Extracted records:
+-------+

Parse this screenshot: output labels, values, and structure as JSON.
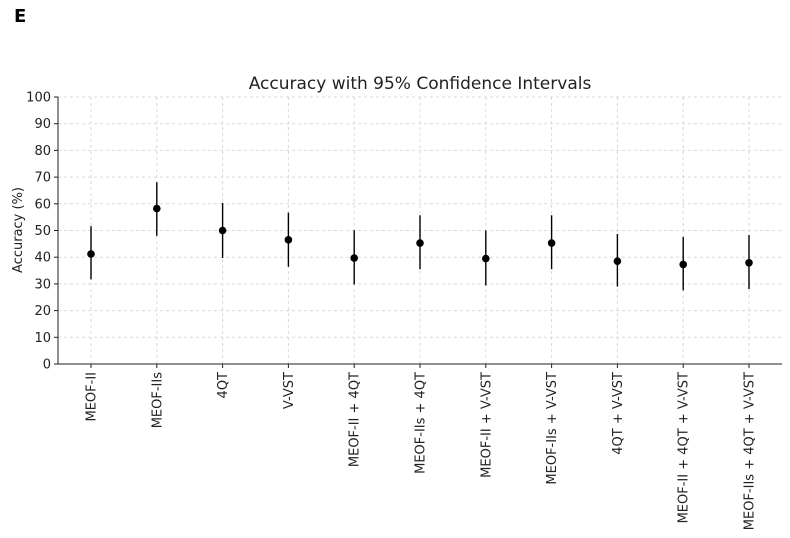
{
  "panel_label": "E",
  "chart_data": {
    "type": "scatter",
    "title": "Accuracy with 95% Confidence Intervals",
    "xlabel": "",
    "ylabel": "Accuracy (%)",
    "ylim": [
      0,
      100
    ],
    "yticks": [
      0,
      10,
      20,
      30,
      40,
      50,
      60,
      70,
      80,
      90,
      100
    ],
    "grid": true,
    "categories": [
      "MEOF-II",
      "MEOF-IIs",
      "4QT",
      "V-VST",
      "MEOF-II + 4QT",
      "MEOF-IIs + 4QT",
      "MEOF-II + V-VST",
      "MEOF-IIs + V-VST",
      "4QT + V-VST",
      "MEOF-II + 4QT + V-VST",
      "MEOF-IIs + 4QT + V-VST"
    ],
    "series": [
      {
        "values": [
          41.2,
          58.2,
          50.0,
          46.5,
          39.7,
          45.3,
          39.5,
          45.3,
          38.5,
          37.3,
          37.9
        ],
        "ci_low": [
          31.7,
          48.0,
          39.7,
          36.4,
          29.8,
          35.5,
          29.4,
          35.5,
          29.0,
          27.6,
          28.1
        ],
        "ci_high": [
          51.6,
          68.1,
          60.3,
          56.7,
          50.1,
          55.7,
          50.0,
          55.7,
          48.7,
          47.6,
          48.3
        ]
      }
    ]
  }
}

+-------+

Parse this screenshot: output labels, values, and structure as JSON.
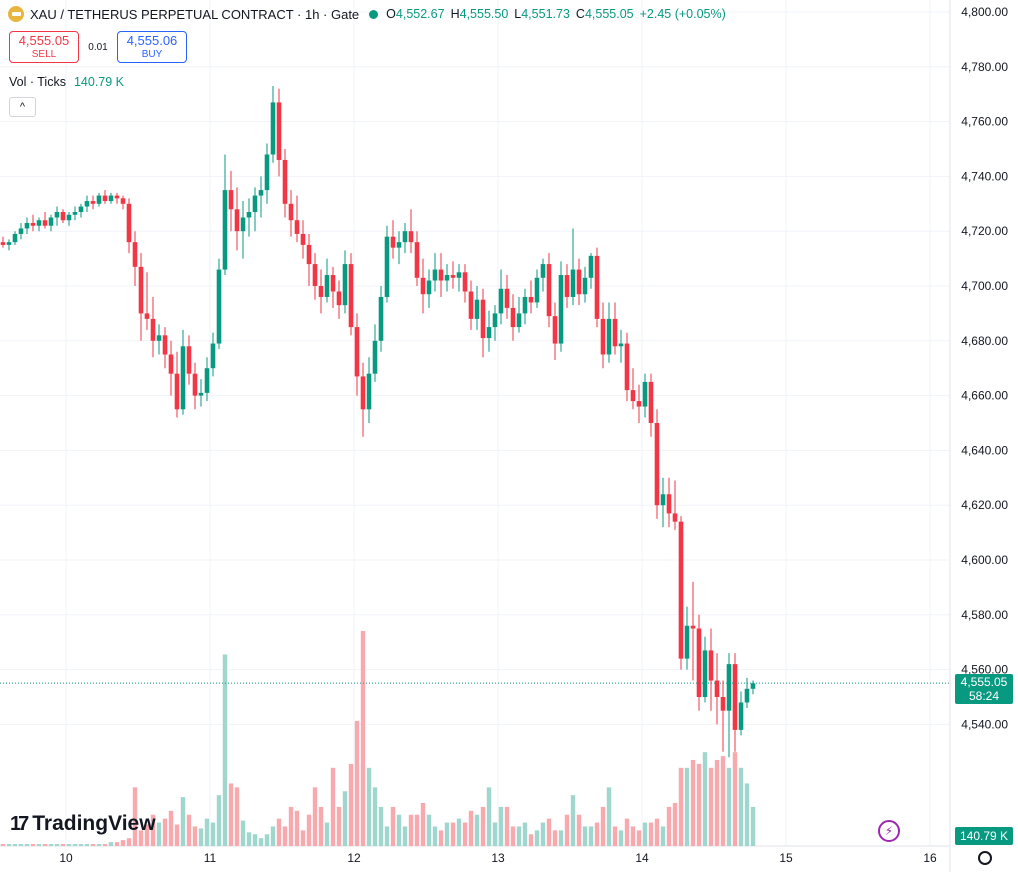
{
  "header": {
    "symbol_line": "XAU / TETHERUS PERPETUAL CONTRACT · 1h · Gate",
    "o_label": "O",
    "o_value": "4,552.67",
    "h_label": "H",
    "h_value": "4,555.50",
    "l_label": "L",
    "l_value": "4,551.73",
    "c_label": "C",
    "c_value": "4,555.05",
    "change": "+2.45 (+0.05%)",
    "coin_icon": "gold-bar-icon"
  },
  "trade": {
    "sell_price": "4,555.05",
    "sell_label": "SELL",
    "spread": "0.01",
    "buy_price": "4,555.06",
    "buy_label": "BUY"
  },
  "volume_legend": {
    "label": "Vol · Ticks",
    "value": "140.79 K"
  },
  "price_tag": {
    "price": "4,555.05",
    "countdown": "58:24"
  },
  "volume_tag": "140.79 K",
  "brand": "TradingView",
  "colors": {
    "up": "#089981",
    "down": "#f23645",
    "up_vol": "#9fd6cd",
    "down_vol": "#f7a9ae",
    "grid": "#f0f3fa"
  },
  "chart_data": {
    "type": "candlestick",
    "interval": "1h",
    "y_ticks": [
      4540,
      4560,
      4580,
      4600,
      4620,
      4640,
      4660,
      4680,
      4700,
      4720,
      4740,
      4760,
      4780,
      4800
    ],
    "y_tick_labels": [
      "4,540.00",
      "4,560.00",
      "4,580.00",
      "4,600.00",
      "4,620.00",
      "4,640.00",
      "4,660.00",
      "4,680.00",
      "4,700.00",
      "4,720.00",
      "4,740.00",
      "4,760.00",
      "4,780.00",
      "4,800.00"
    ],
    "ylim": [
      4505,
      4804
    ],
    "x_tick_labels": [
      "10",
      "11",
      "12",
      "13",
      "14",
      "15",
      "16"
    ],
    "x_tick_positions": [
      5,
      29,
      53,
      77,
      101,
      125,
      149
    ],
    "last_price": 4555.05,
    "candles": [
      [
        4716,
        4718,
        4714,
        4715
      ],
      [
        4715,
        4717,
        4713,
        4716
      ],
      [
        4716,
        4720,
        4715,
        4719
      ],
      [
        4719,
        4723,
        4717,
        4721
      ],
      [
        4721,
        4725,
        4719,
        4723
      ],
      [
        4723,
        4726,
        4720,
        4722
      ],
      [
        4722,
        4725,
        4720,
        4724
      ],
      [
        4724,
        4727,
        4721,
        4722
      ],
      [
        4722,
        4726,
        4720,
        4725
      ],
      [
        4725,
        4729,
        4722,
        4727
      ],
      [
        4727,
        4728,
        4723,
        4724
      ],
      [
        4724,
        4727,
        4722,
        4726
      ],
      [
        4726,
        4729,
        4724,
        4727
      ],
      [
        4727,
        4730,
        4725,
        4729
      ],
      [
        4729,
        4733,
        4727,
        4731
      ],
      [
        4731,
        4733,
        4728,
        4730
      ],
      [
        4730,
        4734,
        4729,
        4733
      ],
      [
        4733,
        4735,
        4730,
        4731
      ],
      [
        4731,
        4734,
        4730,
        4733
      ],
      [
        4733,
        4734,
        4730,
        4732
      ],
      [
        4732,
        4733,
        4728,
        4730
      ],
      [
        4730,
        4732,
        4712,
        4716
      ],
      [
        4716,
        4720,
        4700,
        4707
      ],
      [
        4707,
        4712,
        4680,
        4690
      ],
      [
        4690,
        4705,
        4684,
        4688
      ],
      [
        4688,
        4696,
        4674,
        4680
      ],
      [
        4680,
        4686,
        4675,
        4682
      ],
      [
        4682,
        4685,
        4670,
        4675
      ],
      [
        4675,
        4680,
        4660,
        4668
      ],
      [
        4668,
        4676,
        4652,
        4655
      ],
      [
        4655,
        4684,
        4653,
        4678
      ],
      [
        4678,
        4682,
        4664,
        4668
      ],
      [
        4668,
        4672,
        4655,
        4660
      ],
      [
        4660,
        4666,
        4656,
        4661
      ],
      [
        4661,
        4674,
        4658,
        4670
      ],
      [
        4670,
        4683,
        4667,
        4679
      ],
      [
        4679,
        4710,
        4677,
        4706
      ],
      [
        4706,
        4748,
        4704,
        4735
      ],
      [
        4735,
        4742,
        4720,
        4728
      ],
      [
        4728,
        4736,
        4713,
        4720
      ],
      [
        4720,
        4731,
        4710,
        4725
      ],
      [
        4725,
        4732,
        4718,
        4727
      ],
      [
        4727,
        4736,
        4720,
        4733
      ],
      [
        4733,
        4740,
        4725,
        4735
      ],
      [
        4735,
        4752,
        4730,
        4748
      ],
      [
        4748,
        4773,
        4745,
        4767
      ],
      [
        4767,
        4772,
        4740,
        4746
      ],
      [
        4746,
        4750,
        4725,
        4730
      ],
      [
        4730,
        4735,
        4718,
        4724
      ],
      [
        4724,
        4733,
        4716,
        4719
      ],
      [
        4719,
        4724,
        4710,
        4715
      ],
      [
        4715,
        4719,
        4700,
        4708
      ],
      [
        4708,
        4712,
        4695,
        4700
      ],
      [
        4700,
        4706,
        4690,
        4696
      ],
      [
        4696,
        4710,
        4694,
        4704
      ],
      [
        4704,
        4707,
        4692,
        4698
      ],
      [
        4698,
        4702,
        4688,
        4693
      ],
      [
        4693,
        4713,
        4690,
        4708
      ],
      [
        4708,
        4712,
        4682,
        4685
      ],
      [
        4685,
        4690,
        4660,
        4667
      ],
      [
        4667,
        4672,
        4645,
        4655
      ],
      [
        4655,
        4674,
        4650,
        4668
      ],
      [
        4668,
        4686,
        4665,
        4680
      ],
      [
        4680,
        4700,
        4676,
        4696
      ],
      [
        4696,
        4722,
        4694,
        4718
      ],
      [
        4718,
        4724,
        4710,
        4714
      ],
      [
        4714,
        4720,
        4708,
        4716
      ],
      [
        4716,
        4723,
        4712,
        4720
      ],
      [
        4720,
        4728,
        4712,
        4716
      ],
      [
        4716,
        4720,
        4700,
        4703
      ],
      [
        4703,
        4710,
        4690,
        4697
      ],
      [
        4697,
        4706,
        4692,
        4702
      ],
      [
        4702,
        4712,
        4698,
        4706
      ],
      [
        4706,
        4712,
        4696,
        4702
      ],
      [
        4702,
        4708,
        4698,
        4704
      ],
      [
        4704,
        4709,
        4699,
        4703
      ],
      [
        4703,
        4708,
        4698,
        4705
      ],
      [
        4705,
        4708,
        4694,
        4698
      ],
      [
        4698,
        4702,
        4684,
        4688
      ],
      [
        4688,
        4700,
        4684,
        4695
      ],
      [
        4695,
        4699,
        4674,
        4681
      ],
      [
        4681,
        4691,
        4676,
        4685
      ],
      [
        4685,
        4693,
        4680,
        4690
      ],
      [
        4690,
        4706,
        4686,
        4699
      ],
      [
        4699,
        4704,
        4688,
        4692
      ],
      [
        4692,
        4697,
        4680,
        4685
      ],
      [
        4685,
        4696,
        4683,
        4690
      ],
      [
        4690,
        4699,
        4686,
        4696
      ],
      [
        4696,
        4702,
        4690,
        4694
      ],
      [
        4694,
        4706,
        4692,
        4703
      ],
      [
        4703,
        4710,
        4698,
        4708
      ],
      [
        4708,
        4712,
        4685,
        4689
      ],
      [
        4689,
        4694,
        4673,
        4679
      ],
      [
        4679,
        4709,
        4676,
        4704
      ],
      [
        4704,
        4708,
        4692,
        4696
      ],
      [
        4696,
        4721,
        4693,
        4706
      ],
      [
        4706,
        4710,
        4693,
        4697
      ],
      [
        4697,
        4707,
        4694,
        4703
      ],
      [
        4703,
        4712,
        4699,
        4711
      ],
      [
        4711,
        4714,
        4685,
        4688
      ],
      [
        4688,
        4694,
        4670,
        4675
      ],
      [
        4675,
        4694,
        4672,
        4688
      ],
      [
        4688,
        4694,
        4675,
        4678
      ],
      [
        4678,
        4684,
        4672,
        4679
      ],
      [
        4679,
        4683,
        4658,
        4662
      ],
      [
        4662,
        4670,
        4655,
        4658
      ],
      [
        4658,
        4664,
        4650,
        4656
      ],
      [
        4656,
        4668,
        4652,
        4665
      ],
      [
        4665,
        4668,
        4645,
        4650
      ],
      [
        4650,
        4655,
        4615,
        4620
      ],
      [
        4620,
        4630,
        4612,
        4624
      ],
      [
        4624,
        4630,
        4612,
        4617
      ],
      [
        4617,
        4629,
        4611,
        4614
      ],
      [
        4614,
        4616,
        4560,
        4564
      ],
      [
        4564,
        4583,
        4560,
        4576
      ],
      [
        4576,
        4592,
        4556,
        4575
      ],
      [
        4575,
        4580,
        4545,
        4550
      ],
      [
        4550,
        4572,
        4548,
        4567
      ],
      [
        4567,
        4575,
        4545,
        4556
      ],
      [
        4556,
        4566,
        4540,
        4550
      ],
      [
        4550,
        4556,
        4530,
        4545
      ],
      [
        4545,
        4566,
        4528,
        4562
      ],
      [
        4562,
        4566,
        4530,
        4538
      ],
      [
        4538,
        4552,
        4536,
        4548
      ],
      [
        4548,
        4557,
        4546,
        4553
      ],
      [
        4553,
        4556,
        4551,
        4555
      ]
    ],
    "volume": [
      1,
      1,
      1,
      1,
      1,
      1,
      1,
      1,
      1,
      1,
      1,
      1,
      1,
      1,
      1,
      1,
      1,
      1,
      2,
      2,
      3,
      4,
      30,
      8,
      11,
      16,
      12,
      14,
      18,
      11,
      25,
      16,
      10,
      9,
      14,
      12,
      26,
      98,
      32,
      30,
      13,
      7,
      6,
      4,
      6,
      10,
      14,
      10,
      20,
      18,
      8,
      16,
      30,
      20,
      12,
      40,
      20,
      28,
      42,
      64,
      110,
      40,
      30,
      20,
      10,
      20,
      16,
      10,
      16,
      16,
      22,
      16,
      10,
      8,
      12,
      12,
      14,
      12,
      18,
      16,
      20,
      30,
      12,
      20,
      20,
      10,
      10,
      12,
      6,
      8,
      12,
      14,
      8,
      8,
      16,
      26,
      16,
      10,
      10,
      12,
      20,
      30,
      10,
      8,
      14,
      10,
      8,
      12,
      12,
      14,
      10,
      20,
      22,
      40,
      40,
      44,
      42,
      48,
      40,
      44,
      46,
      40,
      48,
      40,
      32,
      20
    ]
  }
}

+-------+

:: THE REQUEST ::
Looking at the material above, count the lines that hold "Accuracy" and give the total alone.

:: SOLUTION ::
2